> Dataset content
--- Start ---

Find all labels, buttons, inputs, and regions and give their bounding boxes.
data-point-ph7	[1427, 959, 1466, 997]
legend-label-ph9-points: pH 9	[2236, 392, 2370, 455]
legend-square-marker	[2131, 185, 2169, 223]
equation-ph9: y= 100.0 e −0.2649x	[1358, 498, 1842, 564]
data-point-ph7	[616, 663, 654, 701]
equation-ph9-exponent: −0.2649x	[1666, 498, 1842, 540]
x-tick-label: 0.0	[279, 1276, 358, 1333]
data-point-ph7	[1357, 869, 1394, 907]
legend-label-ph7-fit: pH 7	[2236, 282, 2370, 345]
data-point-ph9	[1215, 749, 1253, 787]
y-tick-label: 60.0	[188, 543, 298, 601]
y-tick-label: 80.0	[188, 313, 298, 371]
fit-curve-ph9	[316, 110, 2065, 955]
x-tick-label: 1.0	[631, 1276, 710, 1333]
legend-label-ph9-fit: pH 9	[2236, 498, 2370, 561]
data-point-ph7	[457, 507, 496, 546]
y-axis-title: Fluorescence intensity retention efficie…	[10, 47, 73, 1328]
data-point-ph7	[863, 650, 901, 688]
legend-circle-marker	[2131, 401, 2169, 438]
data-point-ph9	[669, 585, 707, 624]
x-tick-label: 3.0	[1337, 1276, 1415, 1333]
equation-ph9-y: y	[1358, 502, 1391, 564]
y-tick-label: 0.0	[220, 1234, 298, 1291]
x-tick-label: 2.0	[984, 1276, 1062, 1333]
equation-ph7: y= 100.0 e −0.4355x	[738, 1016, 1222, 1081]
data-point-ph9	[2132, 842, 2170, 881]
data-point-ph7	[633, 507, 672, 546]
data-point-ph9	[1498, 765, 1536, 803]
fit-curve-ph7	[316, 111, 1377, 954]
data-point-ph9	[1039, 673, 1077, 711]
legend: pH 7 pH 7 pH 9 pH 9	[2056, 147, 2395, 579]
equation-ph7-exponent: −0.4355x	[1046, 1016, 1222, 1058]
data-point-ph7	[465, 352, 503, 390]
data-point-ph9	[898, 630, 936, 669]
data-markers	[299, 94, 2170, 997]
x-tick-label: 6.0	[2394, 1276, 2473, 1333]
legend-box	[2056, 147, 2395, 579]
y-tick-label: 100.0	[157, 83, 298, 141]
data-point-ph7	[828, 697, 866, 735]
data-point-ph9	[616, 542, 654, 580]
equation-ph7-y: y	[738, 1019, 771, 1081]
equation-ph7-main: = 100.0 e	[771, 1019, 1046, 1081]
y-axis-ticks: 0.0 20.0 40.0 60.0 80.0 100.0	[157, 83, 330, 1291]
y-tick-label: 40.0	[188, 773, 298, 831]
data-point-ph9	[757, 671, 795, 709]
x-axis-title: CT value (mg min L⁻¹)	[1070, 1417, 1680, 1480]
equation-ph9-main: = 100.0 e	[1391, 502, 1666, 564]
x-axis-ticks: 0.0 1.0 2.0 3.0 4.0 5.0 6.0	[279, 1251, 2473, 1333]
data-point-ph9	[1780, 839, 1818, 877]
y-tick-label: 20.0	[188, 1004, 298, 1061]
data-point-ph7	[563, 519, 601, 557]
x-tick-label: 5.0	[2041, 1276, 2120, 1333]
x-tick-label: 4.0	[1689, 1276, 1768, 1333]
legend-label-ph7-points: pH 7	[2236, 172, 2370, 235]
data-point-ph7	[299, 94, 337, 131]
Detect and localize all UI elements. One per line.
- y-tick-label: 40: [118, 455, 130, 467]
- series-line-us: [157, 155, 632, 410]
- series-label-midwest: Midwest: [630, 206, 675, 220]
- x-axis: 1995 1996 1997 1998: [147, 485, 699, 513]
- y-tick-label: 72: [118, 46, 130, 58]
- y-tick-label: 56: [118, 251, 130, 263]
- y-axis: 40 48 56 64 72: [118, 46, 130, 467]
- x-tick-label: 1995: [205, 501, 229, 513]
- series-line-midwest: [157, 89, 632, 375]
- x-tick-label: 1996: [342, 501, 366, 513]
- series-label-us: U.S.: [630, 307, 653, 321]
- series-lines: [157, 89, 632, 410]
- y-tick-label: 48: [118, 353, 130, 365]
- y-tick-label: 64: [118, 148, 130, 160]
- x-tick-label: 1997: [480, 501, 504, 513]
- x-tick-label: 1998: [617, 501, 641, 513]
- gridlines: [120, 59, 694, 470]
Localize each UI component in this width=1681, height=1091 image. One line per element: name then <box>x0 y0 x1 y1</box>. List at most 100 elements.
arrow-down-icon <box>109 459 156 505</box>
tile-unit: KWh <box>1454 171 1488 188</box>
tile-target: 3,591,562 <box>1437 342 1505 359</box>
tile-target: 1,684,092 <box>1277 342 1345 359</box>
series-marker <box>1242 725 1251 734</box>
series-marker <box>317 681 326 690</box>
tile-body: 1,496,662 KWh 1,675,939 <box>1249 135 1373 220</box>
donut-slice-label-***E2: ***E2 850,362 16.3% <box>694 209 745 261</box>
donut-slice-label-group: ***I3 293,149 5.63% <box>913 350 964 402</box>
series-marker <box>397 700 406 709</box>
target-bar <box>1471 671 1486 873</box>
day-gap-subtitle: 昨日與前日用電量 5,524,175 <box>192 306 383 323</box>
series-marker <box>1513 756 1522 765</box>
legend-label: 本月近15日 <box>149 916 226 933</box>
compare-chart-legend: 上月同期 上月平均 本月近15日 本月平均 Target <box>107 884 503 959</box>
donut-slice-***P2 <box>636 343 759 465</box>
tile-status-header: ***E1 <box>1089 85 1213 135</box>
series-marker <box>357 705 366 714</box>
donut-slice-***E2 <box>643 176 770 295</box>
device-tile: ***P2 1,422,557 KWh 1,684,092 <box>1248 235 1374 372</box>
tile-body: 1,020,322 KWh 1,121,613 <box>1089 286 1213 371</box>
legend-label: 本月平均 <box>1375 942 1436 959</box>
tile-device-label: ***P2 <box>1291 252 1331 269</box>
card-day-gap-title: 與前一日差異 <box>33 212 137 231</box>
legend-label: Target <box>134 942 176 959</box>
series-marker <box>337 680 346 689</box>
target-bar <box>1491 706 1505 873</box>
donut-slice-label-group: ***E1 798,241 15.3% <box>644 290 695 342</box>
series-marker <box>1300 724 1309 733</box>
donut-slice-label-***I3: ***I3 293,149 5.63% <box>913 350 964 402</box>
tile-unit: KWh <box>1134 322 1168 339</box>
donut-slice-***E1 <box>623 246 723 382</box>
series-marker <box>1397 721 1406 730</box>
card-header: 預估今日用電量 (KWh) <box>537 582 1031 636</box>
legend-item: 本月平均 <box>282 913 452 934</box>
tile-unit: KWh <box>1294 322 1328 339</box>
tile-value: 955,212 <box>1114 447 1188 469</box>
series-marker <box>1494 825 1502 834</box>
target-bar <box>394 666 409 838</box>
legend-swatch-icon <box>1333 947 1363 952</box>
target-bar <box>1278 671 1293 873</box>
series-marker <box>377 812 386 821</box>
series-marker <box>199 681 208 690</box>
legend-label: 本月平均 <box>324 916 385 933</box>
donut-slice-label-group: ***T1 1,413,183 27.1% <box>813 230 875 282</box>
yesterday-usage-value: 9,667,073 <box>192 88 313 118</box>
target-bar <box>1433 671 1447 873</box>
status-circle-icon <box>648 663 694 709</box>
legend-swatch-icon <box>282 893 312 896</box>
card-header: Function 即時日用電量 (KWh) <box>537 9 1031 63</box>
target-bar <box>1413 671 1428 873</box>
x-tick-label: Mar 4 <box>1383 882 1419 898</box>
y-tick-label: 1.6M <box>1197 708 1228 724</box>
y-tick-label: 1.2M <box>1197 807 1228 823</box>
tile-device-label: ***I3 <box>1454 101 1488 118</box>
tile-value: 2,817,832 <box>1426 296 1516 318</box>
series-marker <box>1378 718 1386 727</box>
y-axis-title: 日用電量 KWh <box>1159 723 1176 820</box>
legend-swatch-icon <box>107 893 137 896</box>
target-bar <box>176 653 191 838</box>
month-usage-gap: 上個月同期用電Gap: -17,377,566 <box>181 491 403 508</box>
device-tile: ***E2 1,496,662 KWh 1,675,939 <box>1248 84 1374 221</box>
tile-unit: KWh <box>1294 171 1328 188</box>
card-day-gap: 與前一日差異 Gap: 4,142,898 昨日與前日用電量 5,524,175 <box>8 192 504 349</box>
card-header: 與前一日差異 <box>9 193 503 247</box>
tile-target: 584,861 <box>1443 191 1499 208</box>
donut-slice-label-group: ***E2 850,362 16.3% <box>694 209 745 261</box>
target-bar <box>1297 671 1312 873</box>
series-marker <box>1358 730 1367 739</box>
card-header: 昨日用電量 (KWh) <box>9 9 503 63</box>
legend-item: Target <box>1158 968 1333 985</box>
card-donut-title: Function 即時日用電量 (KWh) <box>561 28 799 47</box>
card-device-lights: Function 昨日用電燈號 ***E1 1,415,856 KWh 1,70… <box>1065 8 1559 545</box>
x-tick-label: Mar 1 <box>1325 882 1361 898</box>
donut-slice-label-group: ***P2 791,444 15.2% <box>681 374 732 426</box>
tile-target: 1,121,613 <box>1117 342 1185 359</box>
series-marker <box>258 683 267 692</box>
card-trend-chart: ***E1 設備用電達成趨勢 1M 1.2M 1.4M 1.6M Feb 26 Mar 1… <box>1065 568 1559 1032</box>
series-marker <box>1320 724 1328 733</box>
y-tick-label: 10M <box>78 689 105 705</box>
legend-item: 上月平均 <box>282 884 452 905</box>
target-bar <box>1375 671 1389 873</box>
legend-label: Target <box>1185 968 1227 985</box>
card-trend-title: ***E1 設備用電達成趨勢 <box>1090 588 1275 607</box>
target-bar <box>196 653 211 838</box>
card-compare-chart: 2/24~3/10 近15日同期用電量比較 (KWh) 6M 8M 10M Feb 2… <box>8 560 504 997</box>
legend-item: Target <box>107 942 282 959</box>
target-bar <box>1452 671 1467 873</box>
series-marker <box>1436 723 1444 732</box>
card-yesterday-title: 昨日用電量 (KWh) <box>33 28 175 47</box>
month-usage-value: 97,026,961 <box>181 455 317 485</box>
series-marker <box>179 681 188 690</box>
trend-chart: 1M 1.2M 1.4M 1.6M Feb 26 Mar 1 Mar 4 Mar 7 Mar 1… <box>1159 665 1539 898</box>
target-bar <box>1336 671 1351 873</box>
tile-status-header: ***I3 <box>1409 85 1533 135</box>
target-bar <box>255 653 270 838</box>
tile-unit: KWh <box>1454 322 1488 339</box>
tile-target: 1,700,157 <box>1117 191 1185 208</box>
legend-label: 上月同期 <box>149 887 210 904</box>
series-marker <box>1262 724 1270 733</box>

--- End ---

> To do
Render the rows from the first line through the line containing "650, 901, 688]" as a JSON list of strings, one string per line, with blank lines omitted.

> Answer for this exercise
[
  "Find all labels, buttons, inputs, and regions and give their bounding boxes.",
  "data-point-ph7\t[1427, 959, 1466, 997]",
  "legend-label-ph9-points: pH 9\t[2236, 392, 2370, 455]",
  "legend-square-marker\t[2131, 185, 2169, 223]",
  "equation-ph9: y= 100.0 e −0.2649x\t[1358, 498, 1842, 564]",
  "data-point-ph7\t[616, 663, 654, 701]",
  "equation-ph9-exponent: −0.2649x\t[1666, 498, 1842, 540]",
  "x-tick-label: 0.0\t[279, 1276, 358, 1333]",
  "data-point-ph7\t[1357, 869, 1394, 907]",
  "legend-label-ph7-fit: pH 7\t[2236, 282, 2370, 345]",
  "data-point-ph9\t[1215, 749, 1253, 787]",
  "y-tick-label: 60.0\t[188, 543, 298, 601]",
  "y-tick-label: 80.0\t[188, 313, 298, 371]",
  "fit-curve-ph9\t[316, 110, 2065, 955]",
  "x-tick-label: 1.0\t[631, 1276, 710, 1333]",
  "legend-label-ph9-fit: pH 9\t[2236, 498, 2370, 561]",
  "data-point-ph7\t[457, 507, 496, 546]",
  "y-axis-title: Fluorescence intensity retention efficie…\t[10, 47, 73, 1328]",
  "data-point-ph7\t[863, 650, 901, 688]"
]